Figure data in JSON:
+ + +
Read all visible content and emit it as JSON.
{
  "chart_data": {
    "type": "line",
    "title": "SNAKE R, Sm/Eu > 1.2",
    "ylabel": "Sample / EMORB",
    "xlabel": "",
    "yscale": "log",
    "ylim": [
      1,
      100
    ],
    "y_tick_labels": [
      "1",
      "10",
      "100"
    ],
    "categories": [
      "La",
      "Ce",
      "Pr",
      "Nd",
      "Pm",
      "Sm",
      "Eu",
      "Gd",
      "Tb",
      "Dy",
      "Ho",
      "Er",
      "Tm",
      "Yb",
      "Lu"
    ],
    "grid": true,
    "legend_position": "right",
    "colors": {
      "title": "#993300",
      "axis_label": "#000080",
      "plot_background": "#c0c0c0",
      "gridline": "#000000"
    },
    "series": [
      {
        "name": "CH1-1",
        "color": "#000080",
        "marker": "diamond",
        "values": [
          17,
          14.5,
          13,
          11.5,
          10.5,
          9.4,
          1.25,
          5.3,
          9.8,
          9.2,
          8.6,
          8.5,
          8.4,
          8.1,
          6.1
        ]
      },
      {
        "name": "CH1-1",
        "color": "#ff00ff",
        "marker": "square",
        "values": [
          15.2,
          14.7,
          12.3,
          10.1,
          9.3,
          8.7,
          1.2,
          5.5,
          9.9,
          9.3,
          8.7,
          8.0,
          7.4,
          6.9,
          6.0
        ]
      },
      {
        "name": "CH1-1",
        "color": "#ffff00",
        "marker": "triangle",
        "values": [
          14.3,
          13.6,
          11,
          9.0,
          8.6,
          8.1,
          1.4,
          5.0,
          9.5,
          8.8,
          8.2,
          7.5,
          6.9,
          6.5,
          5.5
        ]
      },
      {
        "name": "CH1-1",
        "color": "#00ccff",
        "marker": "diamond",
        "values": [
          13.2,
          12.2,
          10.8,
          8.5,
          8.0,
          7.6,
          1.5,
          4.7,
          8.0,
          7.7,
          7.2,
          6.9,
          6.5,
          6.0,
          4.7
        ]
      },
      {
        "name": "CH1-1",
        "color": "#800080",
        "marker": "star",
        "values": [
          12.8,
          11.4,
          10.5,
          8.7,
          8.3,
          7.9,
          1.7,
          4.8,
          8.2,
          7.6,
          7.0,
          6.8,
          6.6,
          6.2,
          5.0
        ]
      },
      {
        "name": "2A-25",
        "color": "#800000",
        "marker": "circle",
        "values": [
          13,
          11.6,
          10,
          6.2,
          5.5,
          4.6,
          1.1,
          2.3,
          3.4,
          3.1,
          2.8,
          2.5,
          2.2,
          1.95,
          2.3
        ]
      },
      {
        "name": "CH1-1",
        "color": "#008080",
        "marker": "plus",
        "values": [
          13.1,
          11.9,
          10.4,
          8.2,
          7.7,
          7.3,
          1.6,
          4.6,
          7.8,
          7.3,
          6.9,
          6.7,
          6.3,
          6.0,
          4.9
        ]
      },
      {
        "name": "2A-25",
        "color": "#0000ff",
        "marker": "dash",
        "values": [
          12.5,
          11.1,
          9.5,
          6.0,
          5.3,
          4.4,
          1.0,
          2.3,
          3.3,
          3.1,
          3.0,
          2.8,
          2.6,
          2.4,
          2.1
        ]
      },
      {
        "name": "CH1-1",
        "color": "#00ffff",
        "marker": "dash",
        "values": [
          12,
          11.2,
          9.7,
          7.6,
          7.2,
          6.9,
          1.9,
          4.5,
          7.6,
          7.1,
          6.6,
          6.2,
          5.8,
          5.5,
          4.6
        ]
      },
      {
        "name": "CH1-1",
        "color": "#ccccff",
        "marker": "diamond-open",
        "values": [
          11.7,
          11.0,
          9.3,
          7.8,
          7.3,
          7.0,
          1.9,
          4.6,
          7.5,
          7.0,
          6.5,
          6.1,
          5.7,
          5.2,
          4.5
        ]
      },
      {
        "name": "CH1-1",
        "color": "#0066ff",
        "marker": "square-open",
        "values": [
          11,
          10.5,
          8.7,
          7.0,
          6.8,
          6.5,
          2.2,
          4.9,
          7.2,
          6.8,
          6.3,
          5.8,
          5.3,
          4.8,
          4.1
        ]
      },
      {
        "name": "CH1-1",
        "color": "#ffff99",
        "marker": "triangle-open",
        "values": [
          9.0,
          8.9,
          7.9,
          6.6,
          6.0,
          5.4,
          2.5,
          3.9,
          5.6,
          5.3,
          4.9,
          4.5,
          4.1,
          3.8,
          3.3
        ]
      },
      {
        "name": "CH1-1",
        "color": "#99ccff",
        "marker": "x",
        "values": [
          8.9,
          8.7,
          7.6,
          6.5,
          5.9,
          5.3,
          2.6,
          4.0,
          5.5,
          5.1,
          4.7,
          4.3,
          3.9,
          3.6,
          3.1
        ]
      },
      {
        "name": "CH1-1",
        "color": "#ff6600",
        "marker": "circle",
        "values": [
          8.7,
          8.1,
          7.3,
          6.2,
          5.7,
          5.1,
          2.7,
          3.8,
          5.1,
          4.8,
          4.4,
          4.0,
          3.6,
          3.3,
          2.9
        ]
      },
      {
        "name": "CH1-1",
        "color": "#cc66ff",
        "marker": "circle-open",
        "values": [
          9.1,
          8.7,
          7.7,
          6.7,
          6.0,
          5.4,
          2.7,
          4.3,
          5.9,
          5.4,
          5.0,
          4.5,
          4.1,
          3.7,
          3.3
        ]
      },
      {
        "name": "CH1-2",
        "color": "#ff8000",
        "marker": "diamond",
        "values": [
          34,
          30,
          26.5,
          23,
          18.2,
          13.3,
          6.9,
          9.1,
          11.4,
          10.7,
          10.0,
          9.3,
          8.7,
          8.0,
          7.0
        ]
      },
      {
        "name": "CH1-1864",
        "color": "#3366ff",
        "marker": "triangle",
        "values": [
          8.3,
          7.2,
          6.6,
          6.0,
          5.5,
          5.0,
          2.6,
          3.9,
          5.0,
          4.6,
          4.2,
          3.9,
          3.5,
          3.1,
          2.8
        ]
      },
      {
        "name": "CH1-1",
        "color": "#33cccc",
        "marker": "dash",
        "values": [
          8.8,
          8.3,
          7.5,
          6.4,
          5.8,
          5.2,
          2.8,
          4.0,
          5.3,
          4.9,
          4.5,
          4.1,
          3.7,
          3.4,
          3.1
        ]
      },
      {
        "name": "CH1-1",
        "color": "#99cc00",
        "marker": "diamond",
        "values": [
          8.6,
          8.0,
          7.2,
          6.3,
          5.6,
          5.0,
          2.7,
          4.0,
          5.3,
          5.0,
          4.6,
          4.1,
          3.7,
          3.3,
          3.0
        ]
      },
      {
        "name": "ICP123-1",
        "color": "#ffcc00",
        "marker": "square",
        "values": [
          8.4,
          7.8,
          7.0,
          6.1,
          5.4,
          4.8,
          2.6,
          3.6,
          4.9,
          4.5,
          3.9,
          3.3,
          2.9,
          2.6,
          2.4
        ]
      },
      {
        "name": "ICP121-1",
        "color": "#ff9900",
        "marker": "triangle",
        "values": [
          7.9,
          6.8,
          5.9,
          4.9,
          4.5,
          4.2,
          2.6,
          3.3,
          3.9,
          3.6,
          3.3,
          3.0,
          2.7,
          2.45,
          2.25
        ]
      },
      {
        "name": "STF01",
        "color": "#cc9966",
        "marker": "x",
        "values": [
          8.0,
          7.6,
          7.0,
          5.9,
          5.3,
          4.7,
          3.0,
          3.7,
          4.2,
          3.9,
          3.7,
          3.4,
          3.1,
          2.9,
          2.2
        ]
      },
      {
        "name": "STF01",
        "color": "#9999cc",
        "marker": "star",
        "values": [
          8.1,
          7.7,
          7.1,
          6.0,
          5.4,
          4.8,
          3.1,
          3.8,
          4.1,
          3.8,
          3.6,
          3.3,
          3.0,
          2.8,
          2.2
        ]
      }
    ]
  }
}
+ + +
Show the lines of the material that contain the word "open".

EXERCISE RESPONSE:
        "marker": "diamond-open",
        "marker": "square-open",
        "marker": "triangle-open",
        "marker": "circle-open",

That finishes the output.